## INSTRUCTIONS TO FOLLOW
Copy out each line in the material below that has the word "years".

## INPUT

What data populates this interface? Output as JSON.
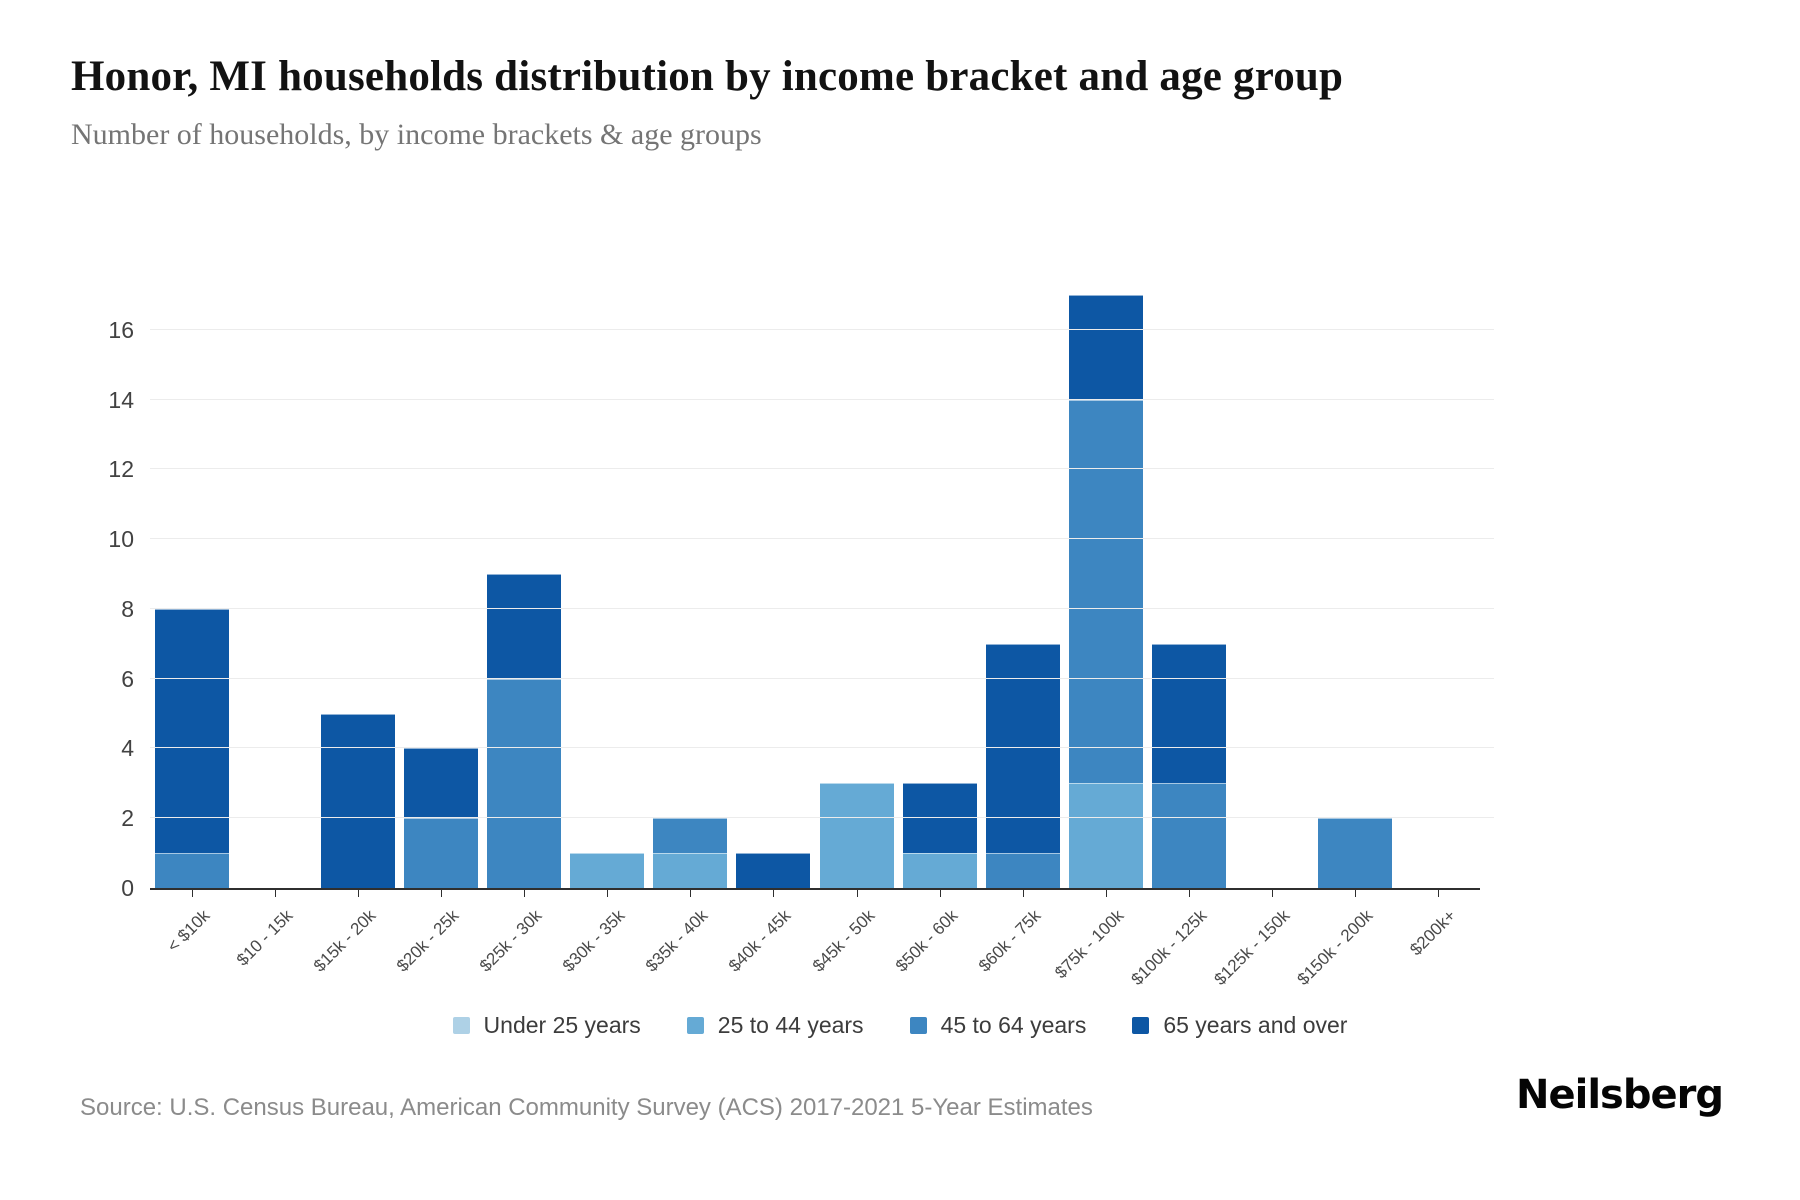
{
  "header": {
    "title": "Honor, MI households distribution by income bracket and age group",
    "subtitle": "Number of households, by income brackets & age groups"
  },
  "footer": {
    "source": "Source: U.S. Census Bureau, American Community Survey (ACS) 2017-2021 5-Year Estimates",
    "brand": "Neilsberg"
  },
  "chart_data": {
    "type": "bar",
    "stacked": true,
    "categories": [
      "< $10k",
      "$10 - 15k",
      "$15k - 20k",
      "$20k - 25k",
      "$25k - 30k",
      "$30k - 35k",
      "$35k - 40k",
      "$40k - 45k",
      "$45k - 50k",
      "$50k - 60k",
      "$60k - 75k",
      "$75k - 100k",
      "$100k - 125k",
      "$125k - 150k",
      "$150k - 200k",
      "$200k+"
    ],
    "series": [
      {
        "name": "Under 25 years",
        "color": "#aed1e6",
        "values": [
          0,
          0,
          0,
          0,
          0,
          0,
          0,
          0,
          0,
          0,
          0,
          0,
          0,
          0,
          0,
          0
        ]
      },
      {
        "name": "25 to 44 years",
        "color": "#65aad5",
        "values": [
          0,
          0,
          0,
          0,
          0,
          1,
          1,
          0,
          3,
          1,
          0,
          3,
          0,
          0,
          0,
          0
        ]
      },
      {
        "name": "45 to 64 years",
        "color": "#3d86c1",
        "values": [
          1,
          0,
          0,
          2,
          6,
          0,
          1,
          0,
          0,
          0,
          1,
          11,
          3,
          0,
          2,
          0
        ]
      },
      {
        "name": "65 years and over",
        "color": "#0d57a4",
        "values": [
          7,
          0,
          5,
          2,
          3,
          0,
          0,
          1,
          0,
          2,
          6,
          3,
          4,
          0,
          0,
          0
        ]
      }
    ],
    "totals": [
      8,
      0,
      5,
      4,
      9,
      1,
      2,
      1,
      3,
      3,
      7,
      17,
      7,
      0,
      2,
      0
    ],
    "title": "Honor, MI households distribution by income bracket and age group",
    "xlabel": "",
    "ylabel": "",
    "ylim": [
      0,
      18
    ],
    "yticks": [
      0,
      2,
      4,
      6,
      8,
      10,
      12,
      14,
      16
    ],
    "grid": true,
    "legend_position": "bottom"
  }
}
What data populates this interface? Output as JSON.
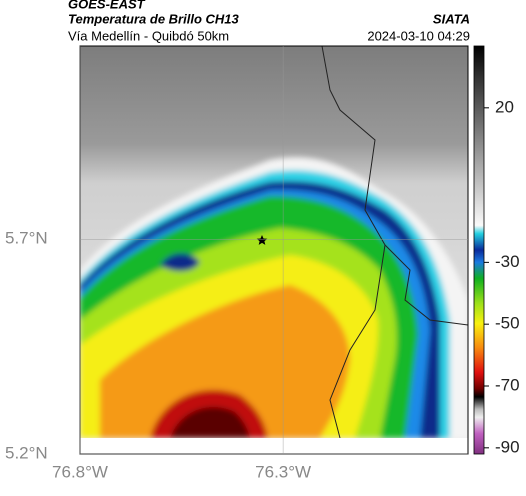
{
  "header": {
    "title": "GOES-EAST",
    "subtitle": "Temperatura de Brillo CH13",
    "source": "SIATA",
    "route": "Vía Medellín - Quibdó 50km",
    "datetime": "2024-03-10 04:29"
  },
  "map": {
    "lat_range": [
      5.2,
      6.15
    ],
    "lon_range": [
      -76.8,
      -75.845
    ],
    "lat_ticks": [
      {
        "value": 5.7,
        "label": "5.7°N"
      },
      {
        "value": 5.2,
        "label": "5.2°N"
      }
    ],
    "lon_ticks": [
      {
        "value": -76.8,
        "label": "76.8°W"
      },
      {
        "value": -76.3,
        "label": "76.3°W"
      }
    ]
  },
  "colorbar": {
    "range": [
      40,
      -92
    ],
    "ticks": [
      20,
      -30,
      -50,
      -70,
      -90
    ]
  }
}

## WORKED SOLUTION
        "name": "Under 25 years",
        "name": "25 to 44 years",
        "name": "45 to 64 years",
        "name": "65 years and over",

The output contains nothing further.